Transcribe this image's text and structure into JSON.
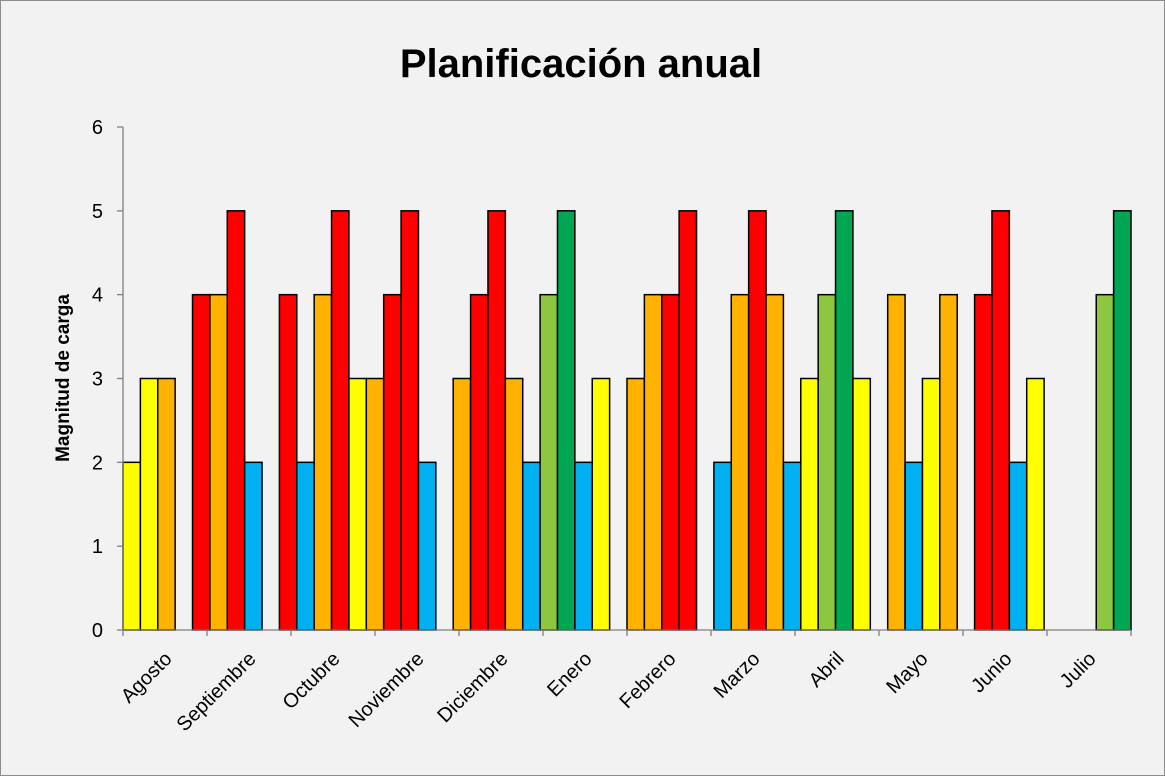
{
  "chart_data": {
    "type": "bar",
    "title": "Planificación anual",
    "xlabel": "",
    "ylabel": "Magnitud de carga",
    "ylim": [
      0,
      6
    ],
    "yticks": [
      "0",
      "1",
      "2",
      "3",
      "4",
      "5",
      "6"
    ],
    "categories": [
      "Agosto",
      "Septiembre",
      "Octubre",
      "Noviembre",
      "Diciembre",
      "Enero",
      "Febrero",
      "Marzo",
      "Abril",
      "Mayo",
      "Junio",
      "Julio"
    ],
    "colors": {
      "yellow": "#ffff00",
      "orange": "#ffb300",
      "red": "#ff0000",
      "blue": "#00b0f0",
      "lightgreen": "#8dc63f",
      "green": "#00a651"
    },
    "weeks": [
      {
        "value": 2,
        "color": "yellow"
      },
      {
        "value": 3,
        "color": "yellow"
      },
      {
        "value": 3,
        "color": "orange"
      },
      {
        "value": null,
        "color": ""
      },
      {
        "value": 4,
        "color": "red"
      },
      {
        "value": 4,
        "color": "orange"
      },
      {
        "value": 5,
        "color": "red"
      },
      {
        "value": 2,
        "color": "blue"
      },
      {
        "value": null,
        "color": ""
      },
      {
        "value": 4,
        "color": "red"
      },
      {
        "value": 2,
        "color": "blue"
      },
      {
        "value": 4,
        "color": "orange"
      },
      {
        "value": 5,
        "color": "red"
      },
      {
        "value": 3,
        "color": "yellow"
      },
      {
        "value": 3,
        "color": "orange"
      },
      {
        "value": 4,
        "color": "red"
      },
      {
        "value": 5,
        "color": "red"
      },
      {
        "value": 2,
        "color": "blue"
      },
      {
        "value": null,
        "color": ""
      },
      {
        "value": 3,
        "color": "orange"
      },
      {
        "value": 4,
        "color": "red"
      },
      {
        "value": 5,
        "color": "red"
      },
      {
        "value": 3,
        "color": "orange"
      },
      {
        "value": 2,
        "color": "blue"
      },
      {
        "value": 4,
        "color": "lightgreen"
      },
      {
        "value": 5,
        "color": "green"
      },
      {
        "value": 2,
        "color": "blue"
      },
      {
        "value": 3,
        "color": "yellow"
      },
      {
        "value": null,
        "color": ""
      },
      {
        "value": 3,
        "color": "orange"
      },
      {
        "value": 4,
        "color": "orange"
      },
      {
        "value": 4,
        "color": "red"
      },
      {
        "value": 5,
        "color": "red"
      },
      {
        "value": null,
        "color": ""
      },
      {
        "value": 2,
        "color": "blue"
      },
      {
        "value": 4,
        "color": "orange"
      },
      {
        "value": 5,
        "color": "red"
      },
      {
        "value": 4,
        "color": "orange"
      },
      {
        "value": 2,
        "color": "blue"
      },
      {
        "value": 3,
        "color": "yellow"
      },
      {
        "value": 4,
        "color": "lightgreen"
      },
      {
        "value": 5,
        "color": "green"
      },
      {
        "value": 3,
        "color": "yellow"
      },
      {
        "value": null,
        "color": ""
      },
      {
        "value": 4,
        "color": "orange"
      },
      {
        "value": 2,
        "color": "blue"
      },
      {
        "value": 3,
        "color": "yellow"
      },
      {
        "value": 4,
        "color": "orange"
      },
      {
        "value": null,
        "color": ""
      },
      {
        "value": 4,
        "color": "red"
      },
      {
        "value": 5,
        "color": "red"
      },
      {
        "value": 2,
        "color": "blue"
      },
      {
        "value": 3,
        "color": "yellow"
      },
      {
        "value": null,
        "color": ""
      },
      {
        "value": null,
        "color": ""
      },
      {
        "value": null,
        "color": ""
      },
      {
        "value": 4,
        "color": "lightgreen"
      },
      {
        "value": 5,
        "color": "green"
      }
    ]
  }
}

-*-

#### [TASK REQUIREMENTS]
Do not include the images; transcribe the rest of the listing exactly.

#### [EXERCISE RESULT]
Transcribe this image's text and structure into JSON.
{
  "chart_data": {
    "type": "bar",
    "title": "Planificación anual",
    "xlabel": "",
    "ylabel": "Magnitud de carga",
    "ylim": [
      0,
      6
    ],
    "yticks": [
      "0",
      "1",
      "2",
      "3",
      "4",
      "5",
      "6"
    ],
    "categories": [
      "Agosto",
      "Septiembre",
      "Octubre",
      "Noviembre",
      "Diciembre",
      "Enero",
      "Febrero",
      "Marzo",
      "Abril",
      "Mayo",
      "Junio",
      "Julio"
    ],
    "colors": {
      "yellow": "#ffff00",
      "orange": "#ffb300",
      "red": "#ff0000",
      "blue": "#00b0f0",
      "lightgreen": "#8dc63f",
      "green": "#00a651"
    },
    "weeks": [
      {
        "value": 2,
        "color": "yellow"
      },
      {
        "value": 3,
        "color": "yellow"
      },
      {
        "value": 3,
        "color": "orange"
      },
      {
        "value": null,
        "color": ""
      },
      {
        "value": 4,
        "color": "red"
      },
      {
        "value": 4,
        "color": "orange"
      },
      {
        "value": 5,
        "color": "red"
      },
      {
        "value": 2,
        "color": "blue"
      },
      {
        "value": null,
        "color": ""
      },
      {
        "value": 4,
        "color": "red"
      },
      {
        "value": 2,
        "color": "blue"
      },
      {
        "value": 4,
        "color": "orange"
      },
      {
        "value": 5,
        "color": "red"
      },
      {
        "value": 3,
        "color": "yellow"
      },
      {
        "value": 3,
        "color": "orange"
      },
      {
        "value": 4,
        "color": "red"
      },
      {
        "value": 5,
        "color": "red"
      },
      {
        "value": 2,
        "color": "blue"
      },
      {
        "value": null,
        "color": ""
      },
      {
        "value": 3,
        "color": "orange"
      },
      {
        "value": 4,
        "color": "red"
      },
      {
        "value": 5,
        "color": "red"
      },
      {
        "value": 3,
        "color": "orange"
      },
      {
        "value": 2,
        "color": "blue"
      },
      {
        "value": 4,
        "color": "lightgreen"
      },
      {
        "value": 5,
        "color": "green"
      },
      {
        "value": 2,
        "color": "blue"
      },
      {
        "value": 3,
        "color": "yellow"
      },
      {
        "value": null,
        "color": ""
      },
      {
        "value": 3,
        "color": "orange"
      },
      {
        "value": 4,
        "color": "orange"
      },
      {
        "value": 4,
        "color": "red"
      },
      {
        "value": 5,
        "color": "red"
      },
      {
        "value": null,
        "color": ""
      },
      {
        "value": 2,
        "color": "blue"
      },
      {
        "value": 4,
        "color": "orange"
      },
      {
        "value": 5,
        "color": "red"
      },
      {
        "value": 4,
        "color": "orange"
      },
      {
        "value": 2,
        "color": "blue"
      },
      {
        "value": 3,
        "color": "yellow"
      },
      {
        "value": 4,
        "color": "lightgreen"
      },
      {
        "value": 5,
        "color": "green"
      },
      {
        "value": 3,
        "color": "yellow"
      },
      {
        "value": null,
        "color": ""
      },
      {
        "value": 4,
        "color": "orange"
      },
      {
        "value": 2,
        "color": "blue"
      },
      {
        "value": 3,
        "color": "yellow"
      },
      {
        "value": 4,
        "color": "orange"
      },
      {
        "value": null,
        "color": ""
      },
      {
        "value": 4,
        "color": "red"
      },
      {
        "value": 5,
        "color": "red"
      },
      {
        "value": 2,
        "color": "blue"
      },
      {
        "value": 3,
        "color": "yellow"
      },
      {
        "value": null,
        "color": ""
      },
      {
        "value": null,
        "color": ""
      },
      {
        "value": null,
        "color": ""
      },
      {
        "value": 4,
        "color": "lightgreen"
      },
      {
        "value": 5,
        "color": "green"
      }
    ]
  }
}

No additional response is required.